Look through the lines below and extract any with the word "phone".
----------------
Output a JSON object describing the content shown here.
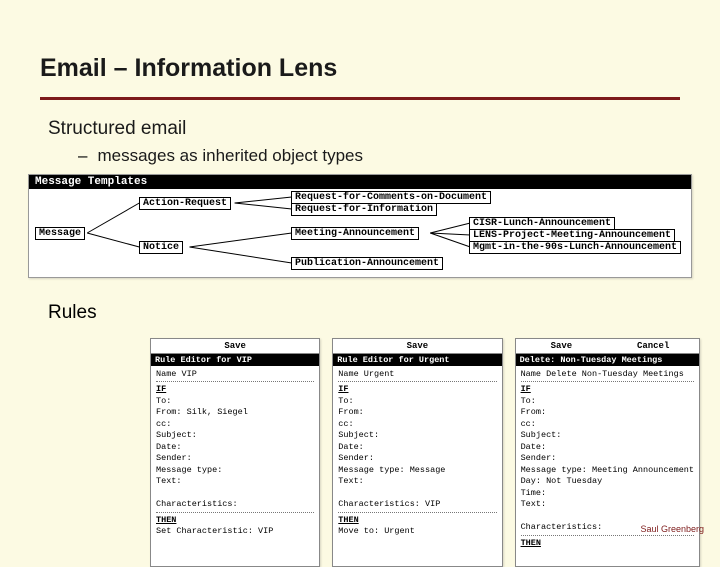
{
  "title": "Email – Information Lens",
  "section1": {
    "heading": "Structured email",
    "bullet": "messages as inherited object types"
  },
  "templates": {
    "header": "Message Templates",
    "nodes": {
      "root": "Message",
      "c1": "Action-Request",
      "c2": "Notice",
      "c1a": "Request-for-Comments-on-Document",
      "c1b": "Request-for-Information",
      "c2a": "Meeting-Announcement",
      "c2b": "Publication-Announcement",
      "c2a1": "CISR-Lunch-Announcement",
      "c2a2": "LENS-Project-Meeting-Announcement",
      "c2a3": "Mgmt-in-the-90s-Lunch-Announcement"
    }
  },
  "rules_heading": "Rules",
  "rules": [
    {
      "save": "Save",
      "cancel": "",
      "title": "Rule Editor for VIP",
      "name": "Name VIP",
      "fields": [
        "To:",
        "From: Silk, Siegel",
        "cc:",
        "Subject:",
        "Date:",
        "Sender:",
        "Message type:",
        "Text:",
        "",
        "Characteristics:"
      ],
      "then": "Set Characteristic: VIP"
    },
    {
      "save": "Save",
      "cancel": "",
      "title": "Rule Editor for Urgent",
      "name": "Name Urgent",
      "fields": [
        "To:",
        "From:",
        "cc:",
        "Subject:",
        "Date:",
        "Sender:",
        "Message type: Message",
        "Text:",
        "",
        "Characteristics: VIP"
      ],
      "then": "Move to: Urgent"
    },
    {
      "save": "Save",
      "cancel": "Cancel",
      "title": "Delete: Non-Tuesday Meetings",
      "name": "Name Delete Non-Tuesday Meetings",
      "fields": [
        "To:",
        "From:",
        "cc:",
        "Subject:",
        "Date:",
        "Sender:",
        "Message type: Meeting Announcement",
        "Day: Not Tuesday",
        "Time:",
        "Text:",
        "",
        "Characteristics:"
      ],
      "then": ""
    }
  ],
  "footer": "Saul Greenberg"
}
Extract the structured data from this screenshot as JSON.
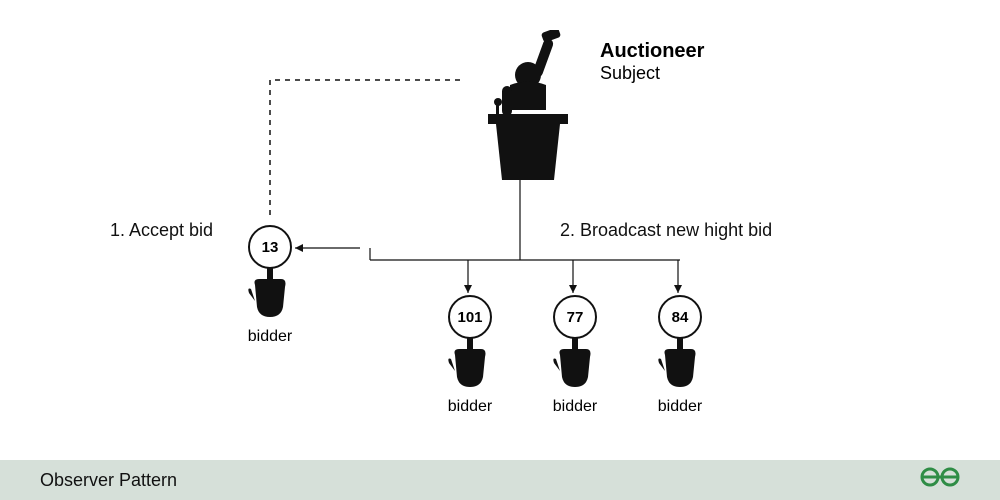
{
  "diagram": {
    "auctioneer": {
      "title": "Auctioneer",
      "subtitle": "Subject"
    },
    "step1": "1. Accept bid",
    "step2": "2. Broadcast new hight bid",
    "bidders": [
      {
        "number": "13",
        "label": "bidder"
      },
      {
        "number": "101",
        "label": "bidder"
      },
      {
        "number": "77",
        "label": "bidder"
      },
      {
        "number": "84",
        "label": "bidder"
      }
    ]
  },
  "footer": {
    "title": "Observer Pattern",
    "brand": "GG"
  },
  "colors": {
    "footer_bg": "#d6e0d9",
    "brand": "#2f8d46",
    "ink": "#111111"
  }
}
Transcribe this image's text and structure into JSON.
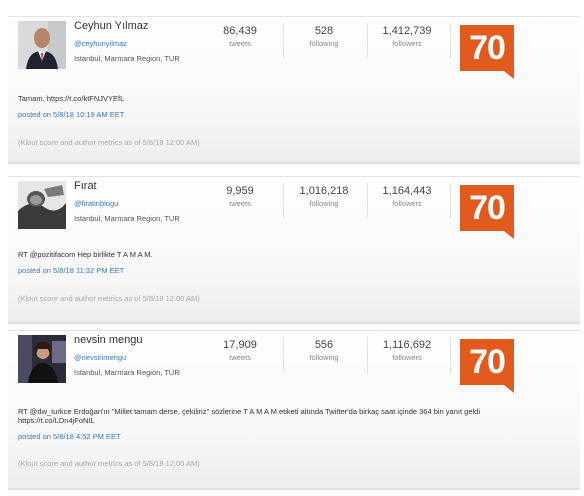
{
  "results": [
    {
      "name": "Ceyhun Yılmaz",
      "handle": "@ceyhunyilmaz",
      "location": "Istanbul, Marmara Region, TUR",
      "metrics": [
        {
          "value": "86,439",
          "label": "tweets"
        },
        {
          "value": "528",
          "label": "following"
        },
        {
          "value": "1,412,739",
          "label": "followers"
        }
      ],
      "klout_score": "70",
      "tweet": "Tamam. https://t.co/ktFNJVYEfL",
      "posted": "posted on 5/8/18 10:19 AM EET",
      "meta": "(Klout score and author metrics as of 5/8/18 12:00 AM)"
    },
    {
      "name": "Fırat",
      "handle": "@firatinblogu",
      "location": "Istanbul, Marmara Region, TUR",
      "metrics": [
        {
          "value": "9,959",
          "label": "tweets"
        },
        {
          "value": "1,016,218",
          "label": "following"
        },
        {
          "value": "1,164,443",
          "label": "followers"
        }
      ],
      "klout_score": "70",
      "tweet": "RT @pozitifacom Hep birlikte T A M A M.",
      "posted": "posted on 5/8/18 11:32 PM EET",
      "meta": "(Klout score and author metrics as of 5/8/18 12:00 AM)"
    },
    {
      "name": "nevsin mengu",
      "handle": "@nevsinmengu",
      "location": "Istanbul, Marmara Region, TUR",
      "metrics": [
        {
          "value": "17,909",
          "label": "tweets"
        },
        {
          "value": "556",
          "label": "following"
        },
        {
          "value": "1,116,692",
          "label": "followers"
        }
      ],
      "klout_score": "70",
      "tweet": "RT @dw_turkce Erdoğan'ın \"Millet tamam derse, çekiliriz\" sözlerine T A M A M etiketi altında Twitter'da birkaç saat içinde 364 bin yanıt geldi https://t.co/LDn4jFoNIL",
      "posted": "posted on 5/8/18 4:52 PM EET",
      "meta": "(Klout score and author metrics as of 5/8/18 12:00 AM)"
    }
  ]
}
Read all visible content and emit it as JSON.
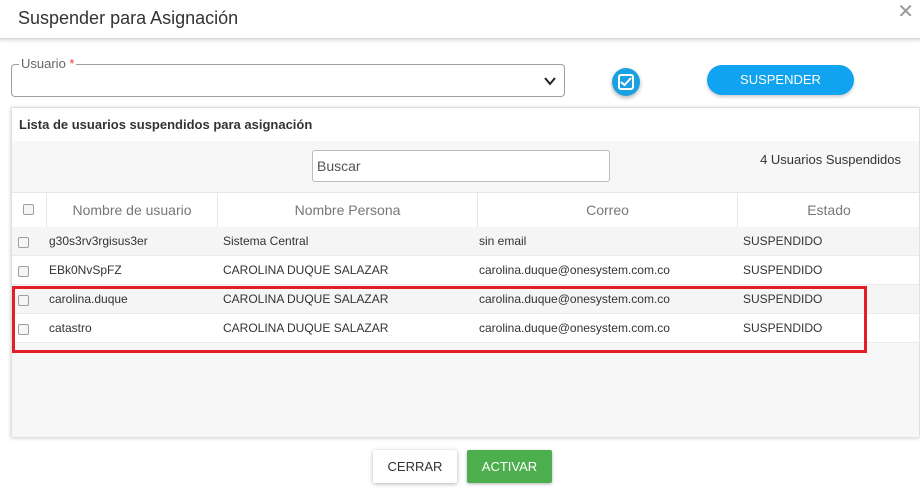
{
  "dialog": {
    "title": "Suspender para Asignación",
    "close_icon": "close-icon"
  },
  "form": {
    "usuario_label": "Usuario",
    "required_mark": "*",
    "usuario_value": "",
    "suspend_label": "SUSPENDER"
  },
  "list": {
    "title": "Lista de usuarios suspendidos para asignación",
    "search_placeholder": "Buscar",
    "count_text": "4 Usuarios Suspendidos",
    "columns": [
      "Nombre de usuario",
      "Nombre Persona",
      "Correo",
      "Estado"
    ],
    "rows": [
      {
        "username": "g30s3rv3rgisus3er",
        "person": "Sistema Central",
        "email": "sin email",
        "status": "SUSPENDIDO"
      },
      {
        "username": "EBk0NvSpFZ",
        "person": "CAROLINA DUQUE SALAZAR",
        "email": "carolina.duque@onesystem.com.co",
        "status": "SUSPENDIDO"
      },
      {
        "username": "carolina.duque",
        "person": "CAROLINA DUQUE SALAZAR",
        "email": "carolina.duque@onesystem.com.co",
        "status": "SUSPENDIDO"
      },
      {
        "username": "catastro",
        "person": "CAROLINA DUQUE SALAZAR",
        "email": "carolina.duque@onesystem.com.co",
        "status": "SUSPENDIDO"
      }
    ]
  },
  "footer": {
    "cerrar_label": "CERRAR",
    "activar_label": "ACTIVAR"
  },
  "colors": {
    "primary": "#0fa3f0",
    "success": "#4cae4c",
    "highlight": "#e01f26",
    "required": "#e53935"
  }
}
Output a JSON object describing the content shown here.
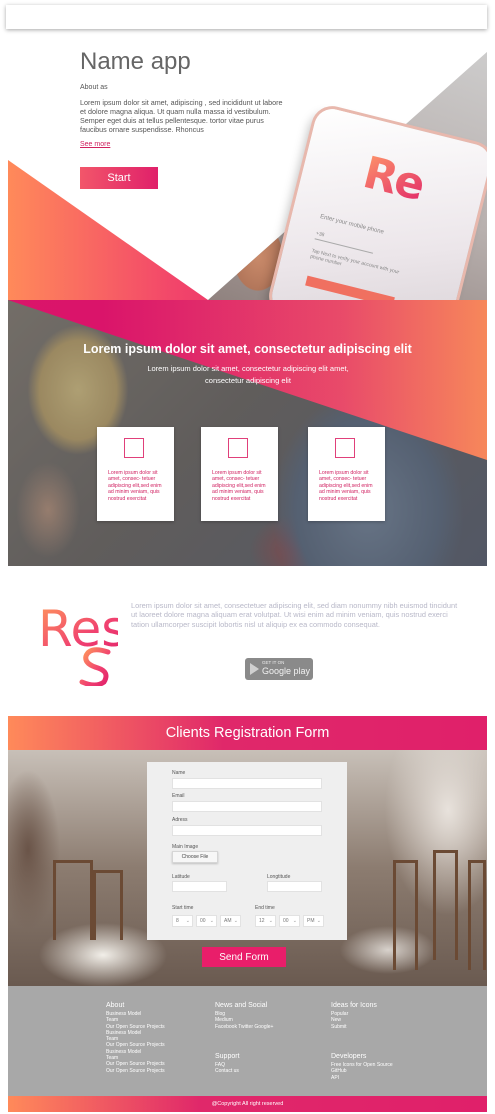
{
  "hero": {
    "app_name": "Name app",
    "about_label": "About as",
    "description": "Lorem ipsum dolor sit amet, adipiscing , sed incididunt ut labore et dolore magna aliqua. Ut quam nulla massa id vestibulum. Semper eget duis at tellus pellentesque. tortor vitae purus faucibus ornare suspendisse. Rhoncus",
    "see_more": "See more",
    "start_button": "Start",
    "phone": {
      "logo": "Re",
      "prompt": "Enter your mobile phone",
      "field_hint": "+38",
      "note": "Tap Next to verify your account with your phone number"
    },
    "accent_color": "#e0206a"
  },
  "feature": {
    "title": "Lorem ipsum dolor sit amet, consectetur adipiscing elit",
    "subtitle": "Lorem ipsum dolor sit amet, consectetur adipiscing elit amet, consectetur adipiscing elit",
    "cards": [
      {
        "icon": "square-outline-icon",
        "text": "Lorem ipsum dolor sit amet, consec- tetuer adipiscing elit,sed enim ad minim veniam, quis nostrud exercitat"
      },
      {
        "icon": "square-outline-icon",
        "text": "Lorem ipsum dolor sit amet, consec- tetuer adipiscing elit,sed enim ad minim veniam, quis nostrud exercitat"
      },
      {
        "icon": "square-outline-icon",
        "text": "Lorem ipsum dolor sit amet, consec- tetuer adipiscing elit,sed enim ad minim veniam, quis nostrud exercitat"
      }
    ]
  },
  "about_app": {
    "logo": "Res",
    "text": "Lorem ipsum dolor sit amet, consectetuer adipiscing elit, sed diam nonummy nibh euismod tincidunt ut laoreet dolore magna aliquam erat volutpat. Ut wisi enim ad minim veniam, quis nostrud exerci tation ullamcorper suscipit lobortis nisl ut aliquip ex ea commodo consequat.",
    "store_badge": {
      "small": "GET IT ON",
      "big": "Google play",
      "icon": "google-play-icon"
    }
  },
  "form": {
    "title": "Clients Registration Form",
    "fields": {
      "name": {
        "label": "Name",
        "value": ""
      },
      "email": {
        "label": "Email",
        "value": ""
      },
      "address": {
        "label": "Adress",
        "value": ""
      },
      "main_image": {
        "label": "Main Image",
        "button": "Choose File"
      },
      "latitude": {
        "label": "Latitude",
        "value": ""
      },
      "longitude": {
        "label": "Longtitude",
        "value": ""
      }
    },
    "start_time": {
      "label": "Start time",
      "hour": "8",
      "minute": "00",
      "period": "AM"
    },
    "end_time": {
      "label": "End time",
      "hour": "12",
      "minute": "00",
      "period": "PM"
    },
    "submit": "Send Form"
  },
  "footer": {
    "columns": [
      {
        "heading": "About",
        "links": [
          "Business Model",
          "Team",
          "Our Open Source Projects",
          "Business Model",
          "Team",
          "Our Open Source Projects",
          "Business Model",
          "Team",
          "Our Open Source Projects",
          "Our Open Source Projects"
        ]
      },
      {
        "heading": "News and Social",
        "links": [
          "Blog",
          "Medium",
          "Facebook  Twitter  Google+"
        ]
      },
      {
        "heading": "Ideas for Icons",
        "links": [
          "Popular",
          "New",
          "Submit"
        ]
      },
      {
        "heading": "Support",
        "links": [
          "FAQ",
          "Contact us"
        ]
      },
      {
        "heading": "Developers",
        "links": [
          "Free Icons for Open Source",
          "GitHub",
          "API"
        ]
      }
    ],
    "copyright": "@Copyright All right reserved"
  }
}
----------------
> [Problem solution]
    "phone": {
      "prompt": "Enter your mobile phone",
      "note": "Tap Next to verify your account with your phone number"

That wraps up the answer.